JOB: Copy the records word for word, from the line containing "What elements are" down to the line containing "mock-login-button: Login [1627,1340,1657,1347]", including both of those lines. Leave the pictures out.

RECORD EXCERPTS:
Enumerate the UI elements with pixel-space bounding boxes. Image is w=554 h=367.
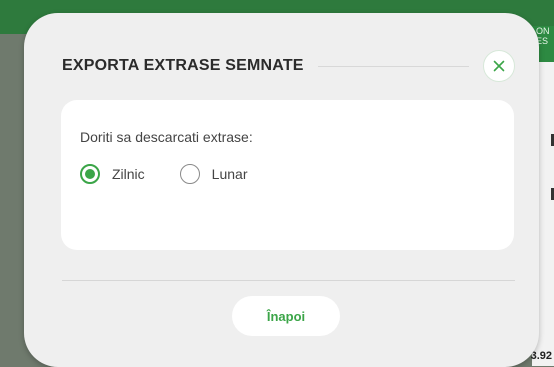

* * *

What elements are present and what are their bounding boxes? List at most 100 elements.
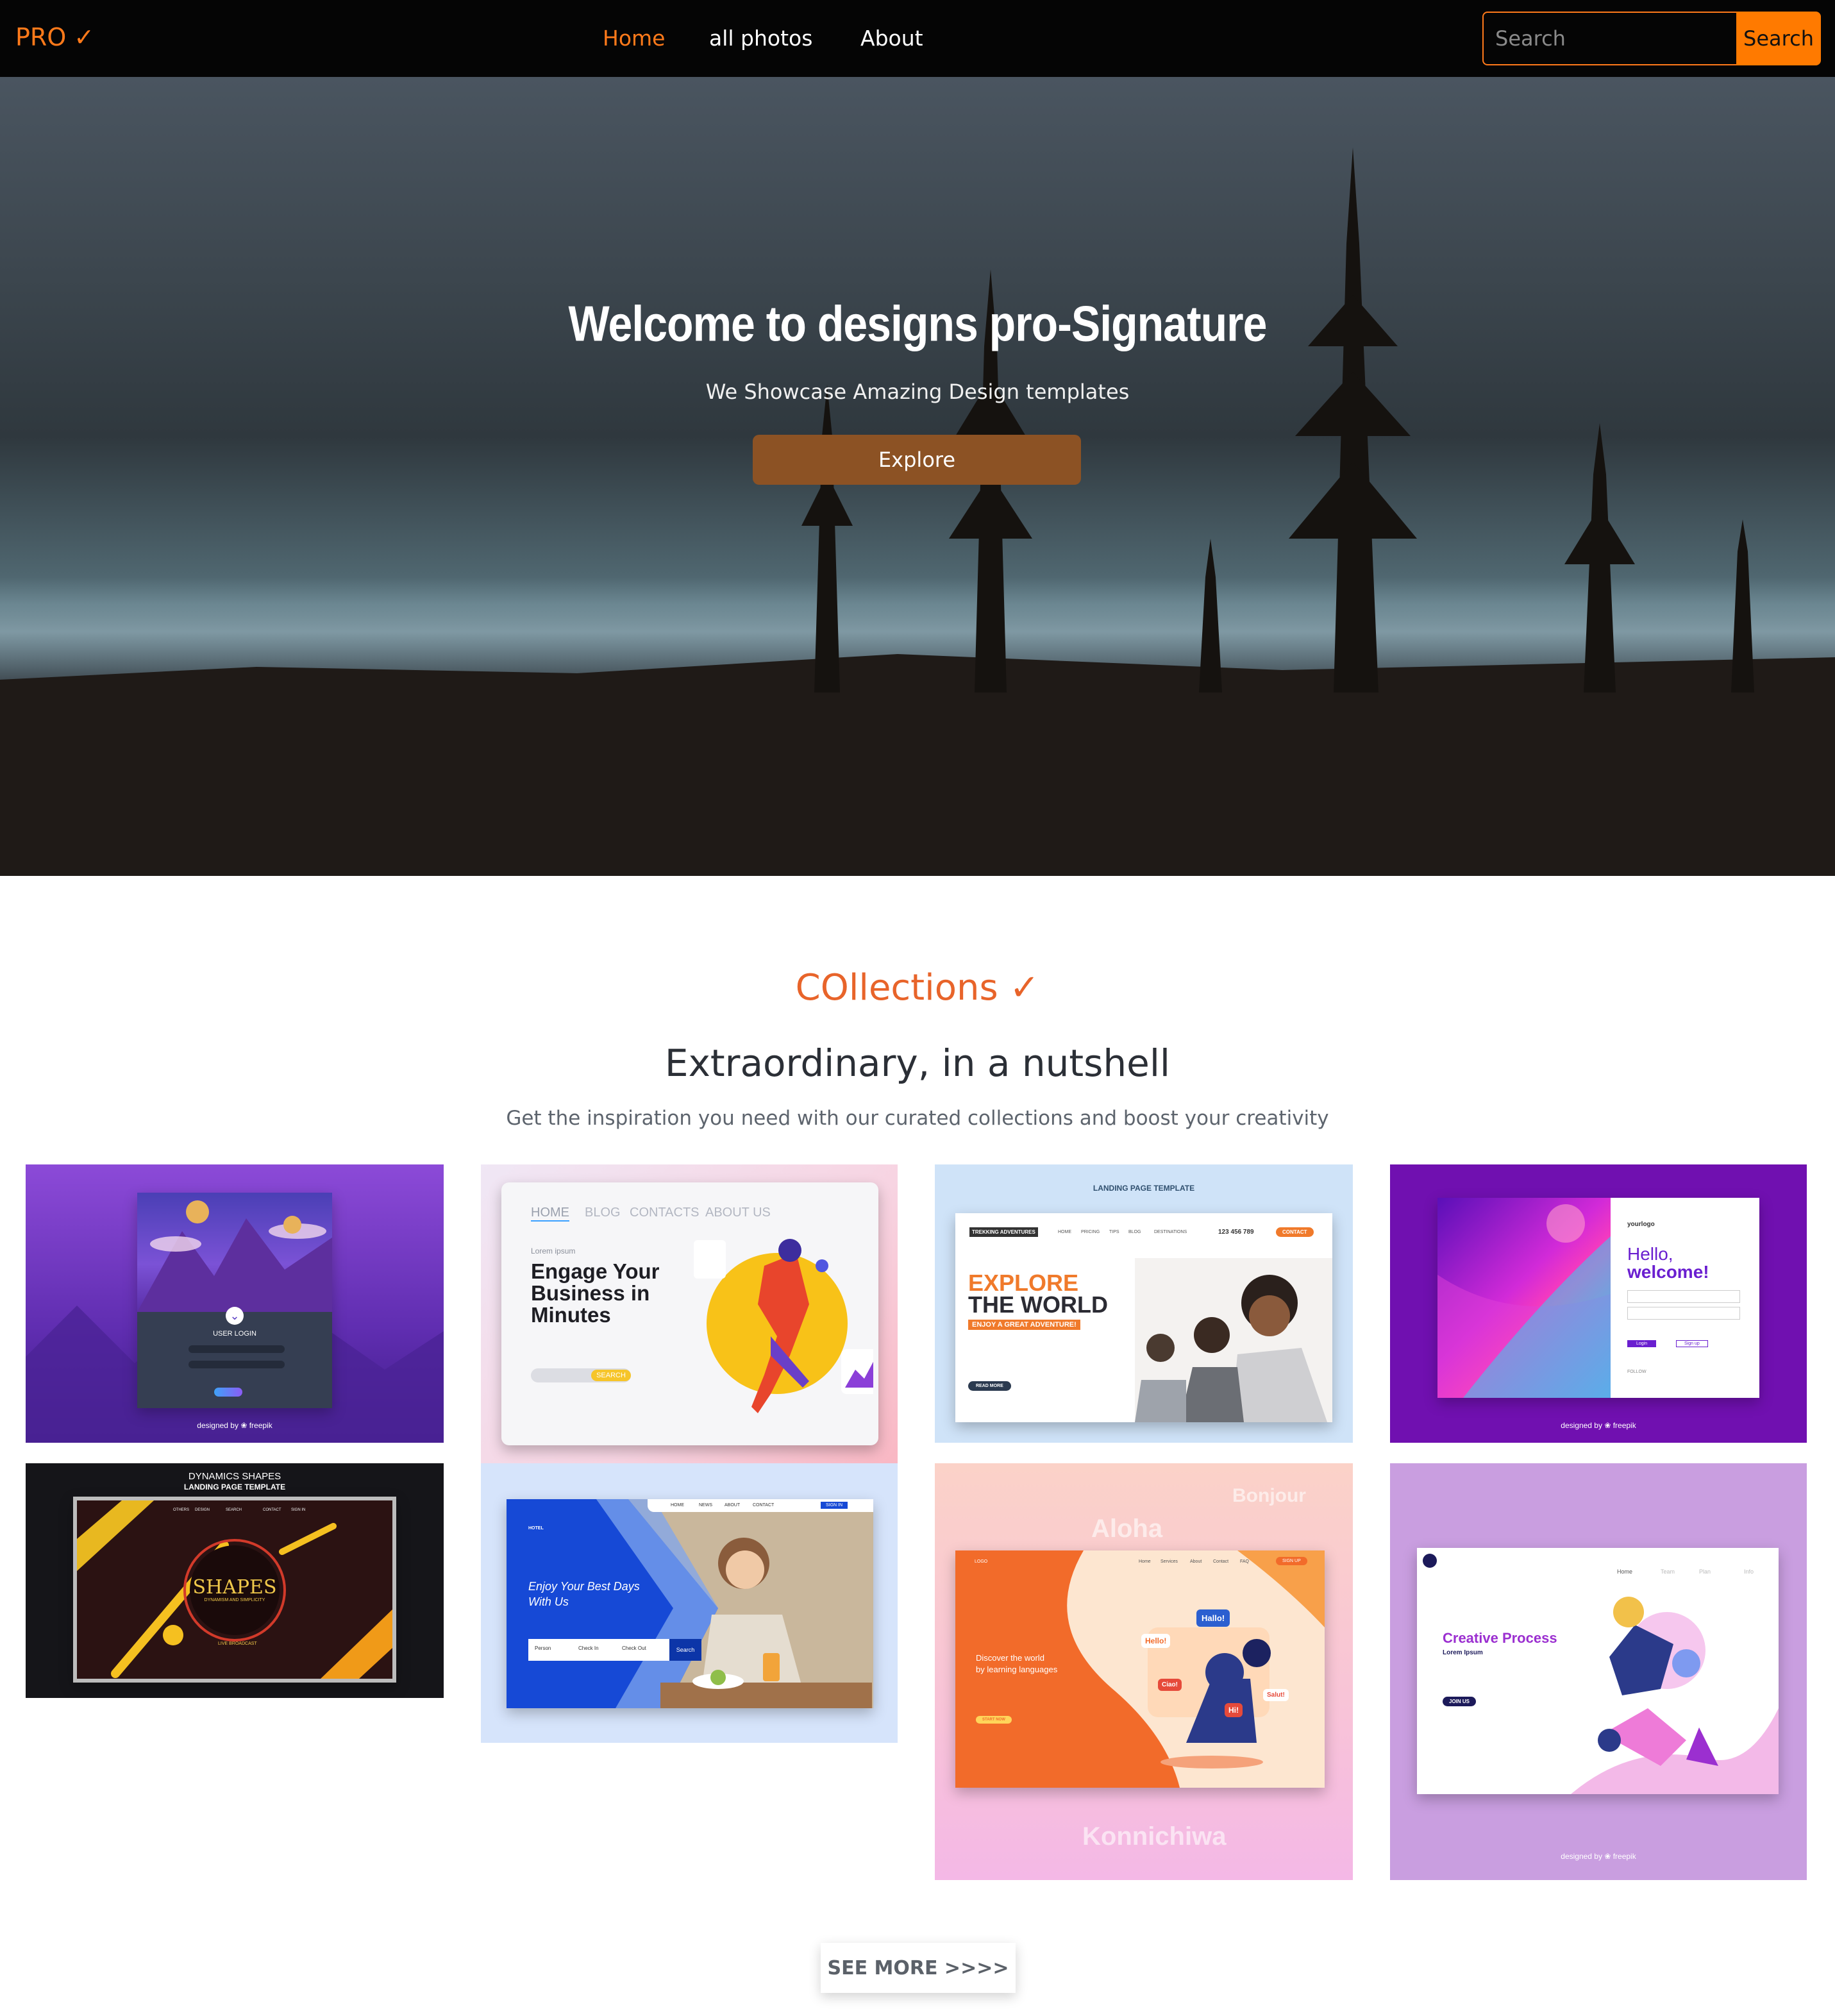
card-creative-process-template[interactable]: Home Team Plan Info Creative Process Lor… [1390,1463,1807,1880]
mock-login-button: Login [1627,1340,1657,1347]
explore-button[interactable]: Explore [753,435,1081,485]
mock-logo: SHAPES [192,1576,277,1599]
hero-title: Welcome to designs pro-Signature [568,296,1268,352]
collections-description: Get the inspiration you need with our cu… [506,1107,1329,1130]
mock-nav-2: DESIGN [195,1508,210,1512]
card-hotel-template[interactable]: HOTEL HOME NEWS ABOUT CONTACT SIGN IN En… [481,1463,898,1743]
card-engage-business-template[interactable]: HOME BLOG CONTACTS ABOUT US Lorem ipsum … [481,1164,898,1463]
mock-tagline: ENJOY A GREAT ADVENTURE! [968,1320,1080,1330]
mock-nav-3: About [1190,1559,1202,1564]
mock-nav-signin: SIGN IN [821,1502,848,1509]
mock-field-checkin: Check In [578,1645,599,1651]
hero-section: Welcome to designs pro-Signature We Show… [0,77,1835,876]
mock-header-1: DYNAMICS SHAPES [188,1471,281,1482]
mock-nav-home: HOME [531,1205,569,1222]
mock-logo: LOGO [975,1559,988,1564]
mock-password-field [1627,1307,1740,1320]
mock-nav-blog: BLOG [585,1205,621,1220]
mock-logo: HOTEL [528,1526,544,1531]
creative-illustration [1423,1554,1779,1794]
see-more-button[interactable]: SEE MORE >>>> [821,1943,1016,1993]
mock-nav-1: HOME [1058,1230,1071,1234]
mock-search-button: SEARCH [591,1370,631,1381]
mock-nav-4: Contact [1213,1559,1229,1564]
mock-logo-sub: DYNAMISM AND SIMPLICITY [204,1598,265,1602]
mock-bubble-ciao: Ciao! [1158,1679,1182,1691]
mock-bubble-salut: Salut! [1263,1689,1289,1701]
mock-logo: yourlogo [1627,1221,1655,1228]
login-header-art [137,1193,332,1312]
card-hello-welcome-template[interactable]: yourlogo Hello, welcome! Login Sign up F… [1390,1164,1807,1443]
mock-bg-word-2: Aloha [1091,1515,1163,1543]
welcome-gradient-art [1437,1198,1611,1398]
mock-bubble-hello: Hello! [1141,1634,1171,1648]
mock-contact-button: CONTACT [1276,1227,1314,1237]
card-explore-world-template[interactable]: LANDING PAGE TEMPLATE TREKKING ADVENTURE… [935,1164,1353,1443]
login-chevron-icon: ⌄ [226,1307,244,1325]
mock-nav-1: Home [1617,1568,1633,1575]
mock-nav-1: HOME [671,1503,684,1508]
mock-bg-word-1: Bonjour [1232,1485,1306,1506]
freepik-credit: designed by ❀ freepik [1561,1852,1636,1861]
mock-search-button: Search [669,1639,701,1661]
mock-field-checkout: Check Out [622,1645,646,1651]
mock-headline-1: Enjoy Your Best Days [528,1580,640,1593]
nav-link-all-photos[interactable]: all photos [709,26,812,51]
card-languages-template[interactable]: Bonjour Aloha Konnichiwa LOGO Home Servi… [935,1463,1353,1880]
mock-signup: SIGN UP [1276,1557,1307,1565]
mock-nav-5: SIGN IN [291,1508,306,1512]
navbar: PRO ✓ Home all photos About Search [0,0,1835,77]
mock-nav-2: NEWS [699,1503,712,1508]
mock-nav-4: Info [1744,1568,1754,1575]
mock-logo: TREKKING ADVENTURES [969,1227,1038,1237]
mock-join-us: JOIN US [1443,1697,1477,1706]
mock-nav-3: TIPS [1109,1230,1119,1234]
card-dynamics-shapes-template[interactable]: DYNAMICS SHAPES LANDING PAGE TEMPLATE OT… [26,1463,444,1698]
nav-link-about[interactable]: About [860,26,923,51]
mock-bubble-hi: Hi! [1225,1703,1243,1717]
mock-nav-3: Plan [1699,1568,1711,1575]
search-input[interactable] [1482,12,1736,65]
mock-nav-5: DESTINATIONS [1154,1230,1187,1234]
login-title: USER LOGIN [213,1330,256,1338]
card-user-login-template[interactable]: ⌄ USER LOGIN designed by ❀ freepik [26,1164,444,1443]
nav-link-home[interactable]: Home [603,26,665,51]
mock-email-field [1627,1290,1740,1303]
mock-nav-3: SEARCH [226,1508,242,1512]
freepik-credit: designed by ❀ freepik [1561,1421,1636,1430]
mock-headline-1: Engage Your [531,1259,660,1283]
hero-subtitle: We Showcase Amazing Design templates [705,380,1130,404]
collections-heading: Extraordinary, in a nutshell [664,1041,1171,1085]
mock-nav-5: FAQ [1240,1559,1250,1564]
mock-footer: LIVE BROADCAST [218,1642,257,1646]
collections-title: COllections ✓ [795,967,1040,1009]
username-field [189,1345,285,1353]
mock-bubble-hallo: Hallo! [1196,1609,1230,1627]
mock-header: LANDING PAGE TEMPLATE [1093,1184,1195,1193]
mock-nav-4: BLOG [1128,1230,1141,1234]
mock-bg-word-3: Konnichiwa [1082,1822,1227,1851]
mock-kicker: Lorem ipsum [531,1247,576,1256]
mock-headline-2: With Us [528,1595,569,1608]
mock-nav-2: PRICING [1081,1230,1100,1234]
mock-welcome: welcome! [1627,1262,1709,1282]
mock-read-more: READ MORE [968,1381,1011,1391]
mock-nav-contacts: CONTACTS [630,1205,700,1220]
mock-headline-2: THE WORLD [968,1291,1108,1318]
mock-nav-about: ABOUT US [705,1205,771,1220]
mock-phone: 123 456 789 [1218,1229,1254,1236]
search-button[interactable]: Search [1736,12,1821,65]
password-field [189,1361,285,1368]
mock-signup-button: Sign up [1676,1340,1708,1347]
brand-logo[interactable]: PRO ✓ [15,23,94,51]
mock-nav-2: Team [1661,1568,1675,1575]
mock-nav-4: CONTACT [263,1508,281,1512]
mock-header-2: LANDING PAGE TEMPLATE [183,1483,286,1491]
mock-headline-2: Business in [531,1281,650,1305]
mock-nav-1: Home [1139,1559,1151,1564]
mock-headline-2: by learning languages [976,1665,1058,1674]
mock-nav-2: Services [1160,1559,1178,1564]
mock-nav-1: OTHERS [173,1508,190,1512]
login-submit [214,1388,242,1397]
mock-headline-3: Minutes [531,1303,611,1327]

EXERCISE RESULT:
What elements are present and what are their bounding boxes? List at most 100 elements.
card-creative-process-template[interactable]: Home Team Plan Info Creative Process Lor… [1390,1463,1807,1880]
mock-login-button: Login [1627,1340,1657,1347]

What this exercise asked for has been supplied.